* **Supplied data**
┌────────

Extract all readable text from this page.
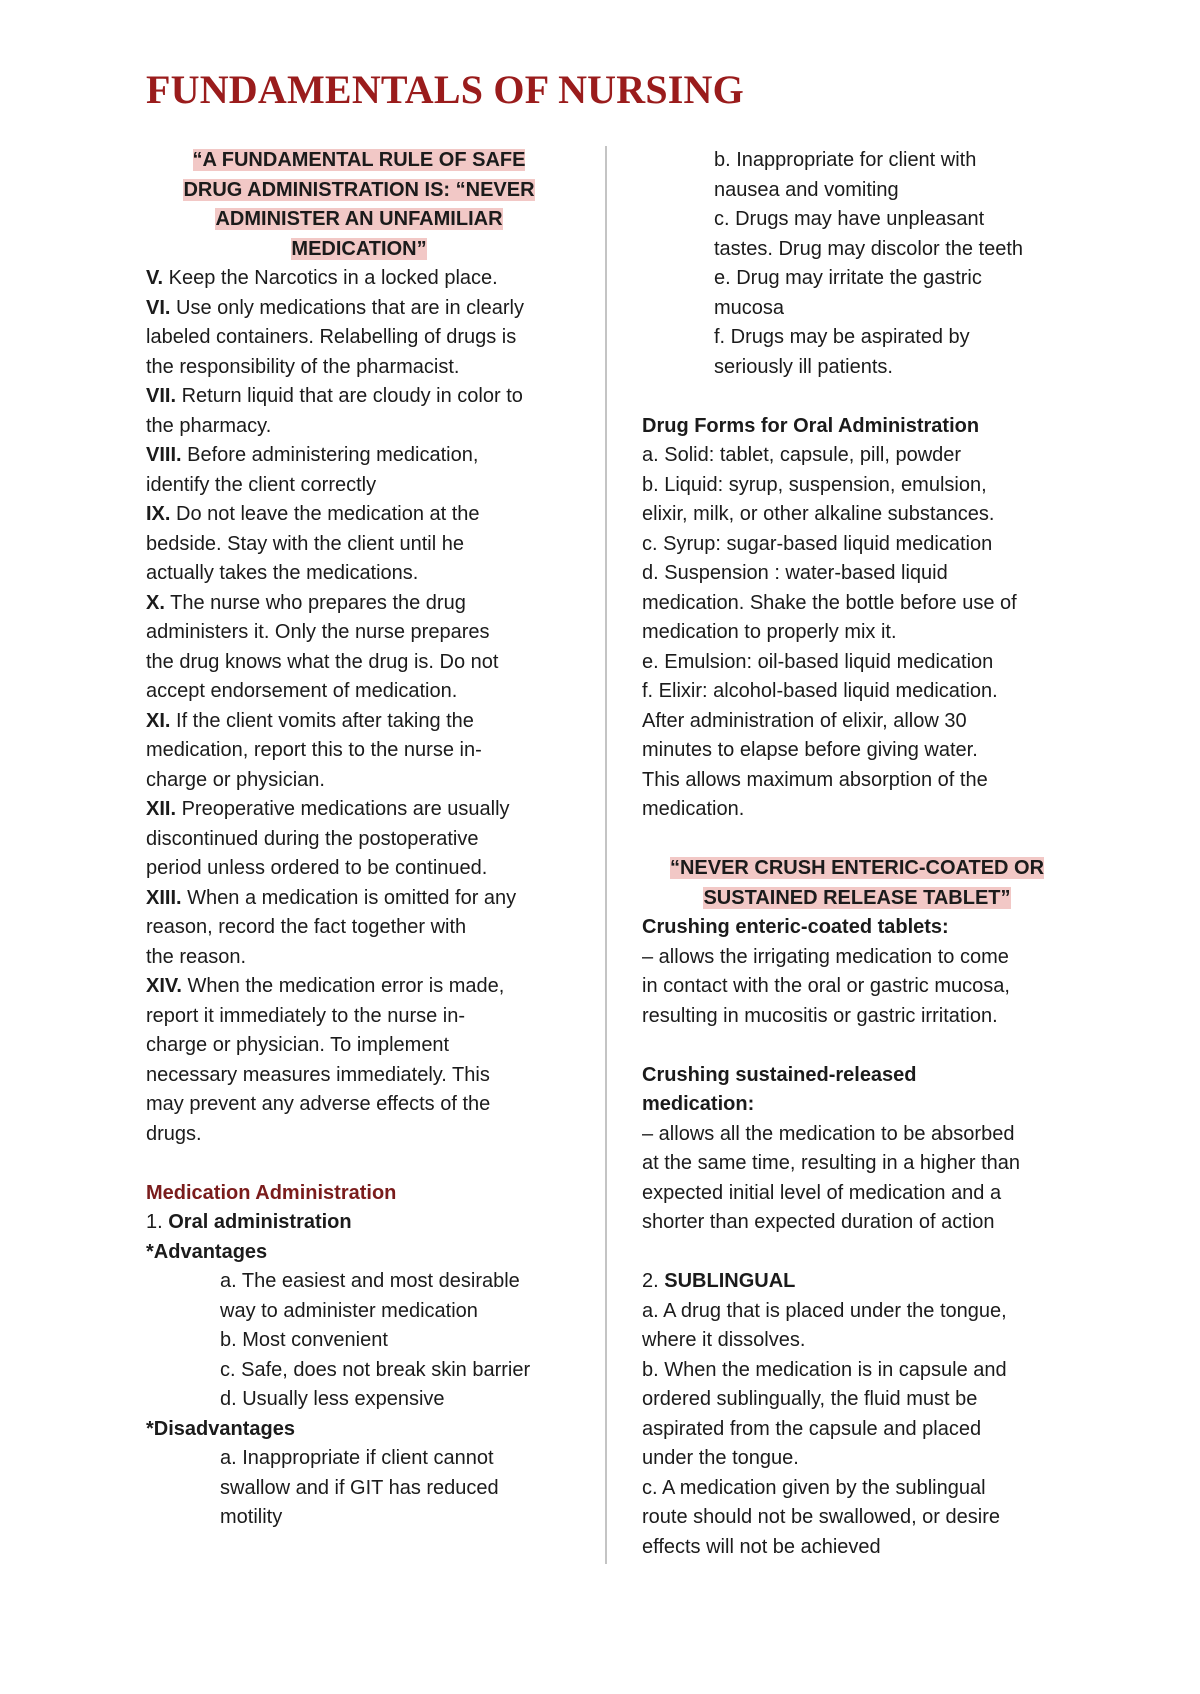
FUNDAMENTALS OF NURSING
“A FUNDAMENTAL RULE OF SAFE
DRUG ADMINISTRATION IS: “NEVER
ADMINISTER AN UNFAMILIAR
MEDICATION”
V. Keep the Narcotics in a locked place.
VI. Use only medications that are in clearly
labeled containers. Relabelling of drugs is
the responsibility of the pharmacist.
VII. Return liquid that are cloudy in color to
the pharmacy.
VIII. Before administering medication,
identify the client correctly
IX. Do not leave the medication at the
bedside. Stay with the client until he
actually takes the medications.
X. The nurse who prepares the drug
administers it. Only the nurse prepares
the drug knows what the drug is. Do not
accept endorsement of medication.
XI. If the client vomits after taking the
medication, report this to the nurse in-
charge or physician.
XII. Preoperative medications are usually
discontinued during the postoperative
period unless ordered to be continued.
XIII. When a medication is omitted for any
reason, record the fact together with
the reason.
XIV. When the medication error is made,
report it immediately to the nurse in-
charge or physician. To implement
necessary measures immediately. This
may prevent any adverse effects of the
drugs.
Medication Administration
1. Oral administration
*Advantages
a. The easiest and most desirable
way to administer medication
b. Most convenient
c. Safe, does not break skin barrier
d. Usually less expensive
*Disadvantages
a. Inappropriate if client cannot
swallow and if GIT has reduced
motility
b. Inappropriate for client with
nausea and vomiting
c. Drugs may have unpleasant
tastes. Drug may discolor the teeth
e. Drug may irritate the gastric
mucosa
f. Drugs may be aspirated by
seriously ill patients.
Drug Forms for Oral Administration
a. Solid: tablet, capsule, pill, powder
b. Liquid: syrup, suspension, emulsion,
elixir, milk, or other alkaline substances.
c. Syrup: sugar-based liquid medication
d. Suspension : water-based liquid
medication. Shake the bottle before use of
medication to properly mix it.
e. Emulsion: oil-based liquid medication
f. Elixir: alcohol-based liquid medication.
After administration of elixir, allow 30
minutes to elapse before giving water.
This allows maximum absorption of the
medication.
“NEVER CRUSH ENTERIC-COATED OR
SUSTAINED RELEASE TABLET”
Crushing enteric-coated tablets:
– allows the irrigating medication to come
in contact with the oral or gastric mucosa,
resulting in mucositis or gastric irritation.
Crushing sustained-released
medication:
– allows all the medication to be absorbed
at the same time, resulting in a higher than
expected initial level of medication and a
shorter than expected duration of action
2. SUBLINGUAL
a. A drug that is placed under the tongue,
where it dissolves.
b. When the medication is in capsule and
ordered sublingually, the fluid must be
aspirated from the capsule and placed
under the tongue.
c. A medication given by the sublingual
route should not be swallowed, or desire
effects will not be achieved
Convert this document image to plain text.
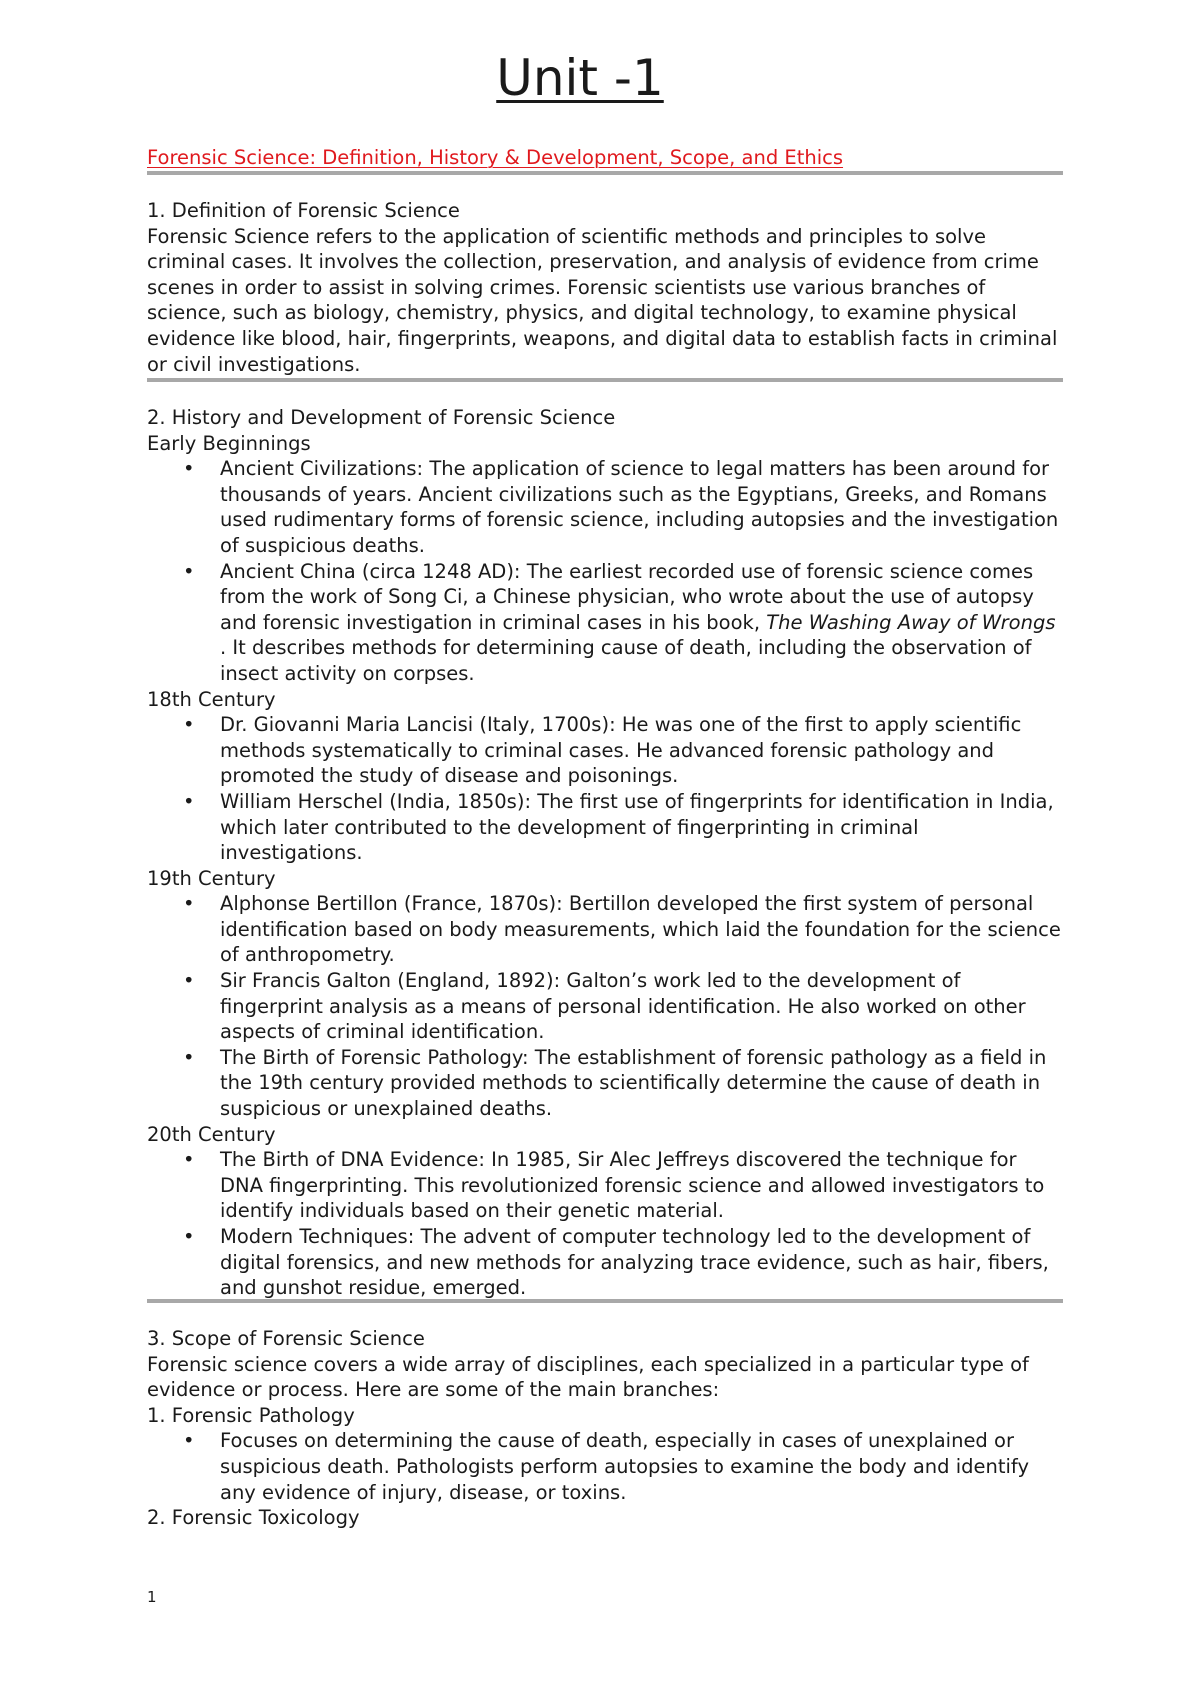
Unit -1
Forensic Science: Definition, History & Development, Scope, and Ethics

1. Definition of Forensic Science

Forensic Science refers to the application of scientific methods and principles to solve criminal cases. It involves the collection, preservation, and analysis of evidence from crime scenes in order to assist in solving crimes. Forensic scientists use various branches of science, such as biology, chemistry, physics, and digital technology, to examine physical evidence like blood, hair, fingerprints, weapons, and digital data to establish facts in criminal or civil investigations.

2. History and Development of Forensic Science

Early Beginnings

• Ancient Civilizations: The application of science to legal matters has been around for thousands of years. Ancient civilizations such as the Egyptians, Greeks, and Romans used rudimentary forms of forensic science, including autopsies and the investigation of suspicious deaths.
• Ancient China (circa 1248 AD): The earliest recorded use of forensic science comes from the work of Song Ci, a Chinese physician, who wrote about the use of autopsy and forensic investigation in criminal cases in his book, The Washing Away of Wrongs . It describes methods for determining cause of death, including the observation of insect activity on corpses.

18th Century

• Dr. Giovanni Maria Lancisi (Italy, 1700s): He was one of the first to apply scientific methods systematically to criminal cases. He advanced forensic pathology and promoted the study of disease and poisonings.
• William Herschel (India, 1850s): The first use of fingerprints for identification in India, which later contributed to the development of fingerprinting in criminal investigations.

19th Century

• Alphonse Bertillon (France, 1870s): Bertillon developed the first system of personal identification based on body measurements, which laid the foundation for the science of anthropometry.
• Sir Francis Galton (England, 1892): Galton’s work led to the development of fingerprint analysis as a means of personal identification. He also worked on other aspects of criminal identification.
• The Birth of Forensic Pathology: The establishment of forensic pathology as a field in the 19th century provided methods to scientifically determine the cause of death in suspicious or unexplained deaths.

20th Century

• The Birth of DNA Evidence: In 1985, Sir Alec Jeffreys discovered the technique for DNA fingerprinting. This revolutionized forensic science and allowed investigators to identify individuals based on their genetic material.
• Modern Techniques: The advent of computer technology led to the development of digital forensics, and new methods for analyzing trace evidence, such as hair, fibers, and gunshot residue, emerged.

3. Scope of Forensic Science

Forensic science covers a wide array of disciplines, each specialized in a particular type of evidence or process. Here are some of the main branches:

1. Forensic Pathology

• Focuses on determining the cause of death, especially in cases of unexplained or suspicious death. Pathologists perform autopsies to examine the body and identify any evidence of injury, disease, or toxins.

2. Forensic Toxicology

1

└────────

* **About this exercise**
All lines of the data above that include the word "with" must be shown.

* **Task result**
bedside. Stay with the client until he
reason, record the fact together with
b. Inappropriate for client with
in contact with the oral or gastric mucosa,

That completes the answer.